## PROBLEM STATEMENT
Repeat the passage from the home brewing instructions word for word, starting at "Prepare everything before" and ending at "measured in advance.".

Begin EXCERPT TO READ

Rinse everything well. Rinse off bleach before using items using very clean potable or distilled water. Do not assume tap water is sanitized for rinsing brewing equipment. If you're using bleach to sanitize, add one ounce (30ml) of bleach to five gallons (19 liters) of cold water, followed by one ounce (30ml) of white vinegar. Do not mix the bleach and vinegar together before adding to the water! The vinegar will make the water more acidic, which helps the bleach sanitize. Do not rinse iodine solutions, let equipment drip dry instead. Note that bleach can cause unwanted flavours in your beer, and requires rinsing, which can introduce microorganisms to your sterilized equipment. If you want to sterilize your equipment properly, use either a food-grade cleanser or sanitizer such as One Step No-Rinse Sanitizer, which requires no rinsing; or an iodine solution such as BTF Iodophor. Remember, in beer brewing, you can do just about anything you want, and add anything you want, to make whatever kind of beer you want—but proper sanitizing is the MOST important thing you can do. Take the time and the energy to do it right.

Prepare everything before you begin. That includes cleaning and sanitizing as outlined, and also includes having all your ingredients prepared and measured in advance.

Brewing

Take notes. Before you begin your foray into home brewing, get a notebook, and note down everything you do—the cleaning process, what strain of yeast, the amount and specific type of malt, what variety of hops, and any specialty grains or other ingredients used to produce your beer. This will allow you to reproduce any given brew, or provide a basis for experimentation and improvement.

Steep your grains. Put any specialty grains into a grain bag (a mesh bag to contain the grains—like a tea bag, only a lot bigger) and steep them in the large stock pot in three gallons (10 liters) of hot water (around 150°F (66°C) for about 30 minutes. Remove the grains and allow the water to drip out of the grain bag, into the pot. Do not squeeze the bag, because you may extract tannins that will give your beer an astringent flavor.

Add the malt extract and bring everything to a boil. The hops are usually added at various intervals to add flavor, bitterness, or aroma and the times will be spelled out for you in the kit's instructions for your style of beer. In general, hops added early in the boil will contribute more bitterness, but at the expense of flavor and aroma. Hops added at the end of the boil will have a more pronounced flavor and aroma, but will not contribute significantly to the bitterness of the beer. Consider dry hopping your beer if you are looking for a brighter and less bitter flavor.

Chill your wort. After you have boiled the liquid (called wort—pronounced wərt), you need to cool it as quickly as possible. The easiest way is to put the whole pot in a sink or bathtub that is filled with ice water. You can gently stir the wort to help expedite the cooling, but try not to splash or aerate the wort while it's still hot (it can make for some funky flavors). Once it's around 80°F (27°C) you are ready to transfer it to the fermenter.

End EXCERPT TO READ
Begin SUPPLIED DATA

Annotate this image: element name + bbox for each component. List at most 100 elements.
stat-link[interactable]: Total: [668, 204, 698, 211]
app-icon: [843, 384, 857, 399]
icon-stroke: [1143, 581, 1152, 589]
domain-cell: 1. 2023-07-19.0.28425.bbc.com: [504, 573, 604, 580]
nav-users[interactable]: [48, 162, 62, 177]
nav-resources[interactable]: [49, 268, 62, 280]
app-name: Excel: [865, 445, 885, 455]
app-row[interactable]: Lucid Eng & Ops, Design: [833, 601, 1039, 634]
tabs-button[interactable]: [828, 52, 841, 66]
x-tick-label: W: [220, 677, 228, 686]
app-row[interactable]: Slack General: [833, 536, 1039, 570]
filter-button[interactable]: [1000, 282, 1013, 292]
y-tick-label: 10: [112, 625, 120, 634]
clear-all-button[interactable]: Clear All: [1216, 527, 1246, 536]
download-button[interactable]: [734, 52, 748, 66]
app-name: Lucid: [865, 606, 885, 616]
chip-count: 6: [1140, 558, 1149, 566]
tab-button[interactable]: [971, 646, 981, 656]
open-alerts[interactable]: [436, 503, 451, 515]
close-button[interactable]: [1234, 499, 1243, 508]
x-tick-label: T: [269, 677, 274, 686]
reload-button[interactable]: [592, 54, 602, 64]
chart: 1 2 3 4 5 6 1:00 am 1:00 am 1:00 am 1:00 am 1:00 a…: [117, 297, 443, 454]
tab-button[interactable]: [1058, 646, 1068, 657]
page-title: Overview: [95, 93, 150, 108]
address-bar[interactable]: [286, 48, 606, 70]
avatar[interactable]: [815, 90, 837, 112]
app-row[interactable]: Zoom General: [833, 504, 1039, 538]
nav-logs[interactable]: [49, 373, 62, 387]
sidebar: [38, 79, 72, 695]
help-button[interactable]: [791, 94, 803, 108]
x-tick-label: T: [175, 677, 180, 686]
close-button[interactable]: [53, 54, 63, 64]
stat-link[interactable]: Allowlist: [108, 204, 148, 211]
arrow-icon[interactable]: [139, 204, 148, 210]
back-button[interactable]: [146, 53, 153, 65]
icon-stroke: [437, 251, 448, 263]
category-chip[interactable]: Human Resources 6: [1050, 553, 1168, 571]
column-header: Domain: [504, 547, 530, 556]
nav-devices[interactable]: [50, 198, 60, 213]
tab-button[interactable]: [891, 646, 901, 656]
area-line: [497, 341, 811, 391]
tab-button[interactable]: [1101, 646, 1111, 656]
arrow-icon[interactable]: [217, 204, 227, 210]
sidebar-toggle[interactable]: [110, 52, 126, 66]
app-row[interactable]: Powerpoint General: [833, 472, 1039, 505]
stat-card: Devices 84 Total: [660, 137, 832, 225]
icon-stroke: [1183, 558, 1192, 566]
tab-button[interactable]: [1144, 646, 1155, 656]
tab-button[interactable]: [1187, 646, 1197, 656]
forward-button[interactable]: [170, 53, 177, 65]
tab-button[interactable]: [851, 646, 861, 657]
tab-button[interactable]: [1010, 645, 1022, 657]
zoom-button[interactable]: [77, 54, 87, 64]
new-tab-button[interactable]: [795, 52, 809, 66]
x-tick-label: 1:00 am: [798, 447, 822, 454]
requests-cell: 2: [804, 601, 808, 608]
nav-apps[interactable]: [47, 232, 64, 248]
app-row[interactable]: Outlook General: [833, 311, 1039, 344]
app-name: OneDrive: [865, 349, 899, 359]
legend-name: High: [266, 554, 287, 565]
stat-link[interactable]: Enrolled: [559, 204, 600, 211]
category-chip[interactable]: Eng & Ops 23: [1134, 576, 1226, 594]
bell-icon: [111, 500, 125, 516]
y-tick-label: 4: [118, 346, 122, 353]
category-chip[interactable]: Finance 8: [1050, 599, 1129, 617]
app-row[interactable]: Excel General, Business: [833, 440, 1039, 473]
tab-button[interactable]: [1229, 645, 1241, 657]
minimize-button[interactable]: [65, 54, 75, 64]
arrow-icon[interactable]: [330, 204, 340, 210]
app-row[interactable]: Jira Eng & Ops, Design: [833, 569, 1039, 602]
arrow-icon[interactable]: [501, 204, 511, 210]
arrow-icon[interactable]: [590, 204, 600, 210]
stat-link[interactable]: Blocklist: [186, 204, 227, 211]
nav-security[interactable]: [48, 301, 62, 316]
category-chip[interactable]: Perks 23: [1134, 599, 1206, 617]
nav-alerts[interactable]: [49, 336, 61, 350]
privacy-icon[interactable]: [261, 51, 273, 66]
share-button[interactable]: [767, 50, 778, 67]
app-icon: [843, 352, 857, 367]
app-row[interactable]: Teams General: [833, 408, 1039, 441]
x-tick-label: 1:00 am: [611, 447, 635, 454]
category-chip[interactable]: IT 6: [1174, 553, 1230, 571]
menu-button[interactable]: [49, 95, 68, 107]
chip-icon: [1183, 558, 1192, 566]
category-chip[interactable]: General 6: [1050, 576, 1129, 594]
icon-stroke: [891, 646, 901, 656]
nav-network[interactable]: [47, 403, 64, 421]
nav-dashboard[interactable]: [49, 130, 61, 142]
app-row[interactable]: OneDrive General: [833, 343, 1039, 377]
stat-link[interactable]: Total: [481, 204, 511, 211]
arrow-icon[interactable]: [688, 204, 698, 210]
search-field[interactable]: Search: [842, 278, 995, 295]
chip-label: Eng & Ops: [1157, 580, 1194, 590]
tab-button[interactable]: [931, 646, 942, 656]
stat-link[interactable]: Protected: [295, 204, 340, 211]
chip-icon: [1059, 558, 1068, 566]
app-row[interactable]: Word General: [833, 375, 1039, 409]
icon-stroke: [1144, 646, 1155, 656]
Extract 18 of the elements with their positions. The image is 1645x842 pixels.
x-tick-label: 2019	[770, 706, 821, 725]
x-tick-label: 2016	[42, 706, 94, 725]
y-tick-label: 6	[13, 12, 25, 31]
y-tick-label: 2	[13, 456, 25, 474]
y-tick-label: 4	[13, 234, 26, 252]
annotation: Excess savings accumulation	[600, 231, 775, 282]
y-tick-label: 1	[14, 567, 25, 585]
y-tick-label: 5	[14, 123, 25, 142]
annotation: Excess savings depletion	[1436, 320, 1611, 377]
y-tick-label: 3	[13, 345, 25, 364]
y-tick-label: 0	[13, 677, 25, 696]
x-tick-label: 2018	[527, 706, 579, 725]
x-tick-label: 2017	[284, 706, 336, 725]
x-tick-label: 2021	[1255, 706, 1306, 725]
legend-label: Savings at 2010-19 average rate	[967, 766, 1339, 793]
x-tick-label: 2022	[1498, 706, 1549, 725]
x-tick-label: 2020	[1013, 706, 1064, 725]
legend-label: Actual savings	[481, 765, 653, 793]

End SUPPLIED DATA

## EXERCISE OUTPUT
Prepare everything before you begin. That includes cleaning and sanitizing as outlined, and also includes having all your ingredients prepared and measured in advance.